Directions for this task:
The data below needs to be returned exactly, line for line.

Available data:
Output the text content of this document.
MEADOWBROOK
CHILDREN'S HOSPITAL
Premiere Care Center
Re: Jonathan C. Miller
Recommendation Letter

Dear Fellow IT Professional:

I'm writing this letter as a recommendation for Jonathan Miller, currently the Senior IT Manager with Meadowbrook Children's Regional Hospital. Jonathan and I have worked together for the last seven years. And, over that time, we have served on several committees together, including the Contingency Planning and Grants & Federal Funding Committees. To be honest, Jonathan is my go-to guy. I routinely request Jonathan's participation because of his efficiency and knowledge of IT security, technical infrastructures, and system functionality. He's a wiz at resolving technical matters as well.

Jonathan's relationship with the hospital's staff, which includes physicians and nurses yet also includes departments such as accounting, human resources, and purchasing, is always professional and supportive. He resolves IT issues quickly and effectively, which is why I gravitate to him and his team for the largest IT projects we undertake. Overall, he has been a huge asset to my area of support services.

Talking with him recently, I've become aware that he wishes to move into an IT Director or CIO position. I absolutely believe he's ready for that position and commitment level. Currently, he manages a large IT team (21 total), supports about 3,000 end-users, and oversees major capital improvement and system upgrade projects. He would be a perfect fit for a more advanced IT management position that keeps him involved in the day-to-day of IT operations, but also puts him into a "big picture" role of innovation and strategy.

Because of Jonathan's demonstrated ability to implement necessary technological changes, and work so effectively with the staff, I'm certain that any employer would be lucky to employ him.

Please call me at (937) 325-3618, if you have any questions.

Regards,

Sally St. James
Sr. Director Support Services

Task output:
Output the text content of this document.
MEADOWBROOK
CHILDREN'S HOSPITAL
Premiere Care Center
Re: Jonathan C. Miller
Recommendation Letter

Dear Fellow IT Professional:

I'm writing this letter as a recommendation for Jonathan Miller, currently the Senior IT Manager with Meadowbrook Children's Regional Hospital. Jonathan and I have worked together for the last seven years. And, over that time, we have served on several committees together, including the Contingency Planning and Grants & Federal Funding Committees. To be honest, Jonathan is my go-to guy. I routinely request Jonathan's participation because of his efficiency and knowledge of IT security, technical infrastructures, and system functionality. He's a wiz at resolving technical matters as well.

Jonathan's relationship with the hospital's staff, which includes physicians and nurses yet also includes departments such as accounting, human resources, and purchasing, is always professional and supportive. He resolves IT issues quickly and effectively, which is why I gravitate to him and his team for the largest IT projects we undertake. Overall, he has been a huge asset to my area of support services.

Talking with him recently, I've become aware that he wishes to move into an IT Director or CIO position. I absolutely believe he's ready for that position and commitment level. Currently, he manages a large IT team (21 total), supports about 3,000 end-users, and oversees major capital improvement and system upgrade projects. He would be a perfect fit for a more advanced IT management position that keeps him involved in the day-to-day of IT operations, but also puts him into a "big picture" role of innovation and strategy.

Because of Jonathan's demonstrated ability to implement necessary technological changes, and work so effectively with the staff, I'm certain that any employer would be lucky to employ him.

Please call me at (937) 325-3618, if you have any questions.

Regards,

Sally St. James
Sr. Director Support Services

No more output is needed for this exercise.